──────── MATERIAL TO PROCESS

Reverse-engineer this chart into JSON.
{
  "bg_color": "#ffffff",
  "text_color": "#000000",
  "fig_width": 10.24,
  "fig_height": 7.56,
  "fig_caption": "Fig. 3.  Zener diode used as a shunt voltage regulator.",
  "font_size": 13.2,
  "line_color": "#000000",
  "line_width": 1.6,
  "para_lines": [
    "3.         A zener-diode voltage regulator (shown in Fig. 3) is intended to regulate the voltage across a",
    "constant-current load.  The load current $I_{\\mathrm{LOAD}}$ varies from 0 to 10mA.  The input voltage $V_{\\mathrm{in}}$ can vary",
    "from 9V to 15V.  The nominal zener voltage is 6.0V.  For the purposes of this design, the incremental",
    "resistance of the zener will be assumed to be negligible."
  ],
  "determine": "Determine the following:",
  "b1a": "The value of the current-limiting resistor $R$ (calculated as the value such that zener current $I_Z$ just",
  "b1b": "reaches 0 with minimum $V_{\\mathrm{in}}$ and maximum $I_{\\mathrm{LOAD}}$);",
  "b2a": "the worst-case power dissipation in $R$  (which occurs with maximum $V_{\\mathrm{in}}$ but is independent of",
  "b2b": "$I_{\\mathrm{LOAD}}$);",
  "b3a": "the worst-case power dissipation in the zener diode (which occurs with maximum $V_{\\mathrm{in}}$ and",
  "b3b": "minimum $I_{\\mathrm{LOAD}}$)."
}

────────────────

STATED EXERCISE:
Quote each line of the listing above exactly.

TASK RESPONSE:
Reverse-engineer this chart into JSON.
{
  "bg_color": "#ffffff",
  "text_color": "#000000",
  "fig_width": 10.24,
  "fig_height": 7.56,
  "fig_caption": "Fig. 3.  Zener diode used as a shunt voltage regulator.",
  "font_size": 13.2,
  "line_color": "#000000",
  "line_width": 1.6,
  "para_lines": [
    "3.         A zener-diode voltage regulator (shown in Fig. 3) is intended to regulate the voltage across a",
    "constant-current load.  The load current $I_{\\mathrm{LOAD}}$ varies from 0 to 10mA.  The input voltage $V_{\\mathrm{in}}$ can vary",
    "from 9V to 15V.  The nominal zener voltage is 6.0V.  For the purposes of this design, the incremental",
    "resistance of the zener will be assumed to be negligible."
  ],
  "determine": "Determine the following:",
  "b1a": "The value of the current-limiting resistor $R$ (calculated as the value such that zener current $I_Z$ just",
  "b1b": "reaches 0 with minimum $V_{\\mathrm{in}}$ and maximum $I_{\\mathrm{LOAD}}$);",
  "b2a": "the worst-case power dissipation in $R$  (which occurs with maximum $V_{\\mathrm{in}}$ but is independent of",
  "b2b": "$I_{\\mathrm{LOAD}}$);",
  "b3a": "the worst-case power dissipation in the zener diode (which occurs with maximum $V_{\\mathrm{in}}$ and",
  "b3b": "minimum $I_{\\mathrm{LOAD}}$)."
}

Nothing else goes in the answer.